WORK REQUIRED: Without the pictures, give the entries below again exactly as written.

● ● ● ● ●

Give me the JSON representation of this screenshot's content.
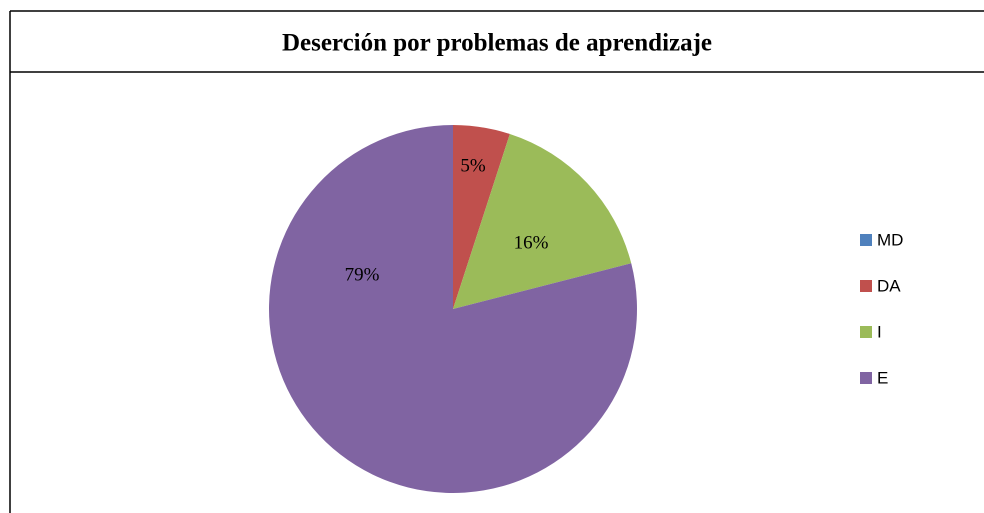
{
  "chart_data": {
    "type": "pie",
    "title": "Deserción por problemas de aprendizaje",
    "categories": [
      "MD",
      "DA",
      "I",
      "E"
    ],
    "values": [
      0,
      5,
      16,
      79
    ],
    "value_labels": [
      null,
      "5%",
      "16%",
      "79%"
    ],
    "colors": [
      "#4f81bd",
      "#c0504d",
      "#9bbb59",
      "#8064a2"
    ],
    "legend": "right"
  }
}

● ● ● ● ●

WRITTEN SOLUTION:
Give me the JSON representation of this screenshot's content.
{
  "chart_data": {
    "type": "pie",
    "title": "Deserción por problemas de aprendizaje",
    "categories": [
      "MD",
      "DA",
      "I",
      "E"
    ],
    "values": [
      0,
      5,
      16,
      79
    ],
    "value_labels": [
      null,
      "5%",
      "16%",
      "79%"
    ],
    "colors": [
      "#4f81bd",
      "#c0504d",
      "#9bbb59",
      "#8064a2"
    ],
    "legend": "right"
  }
}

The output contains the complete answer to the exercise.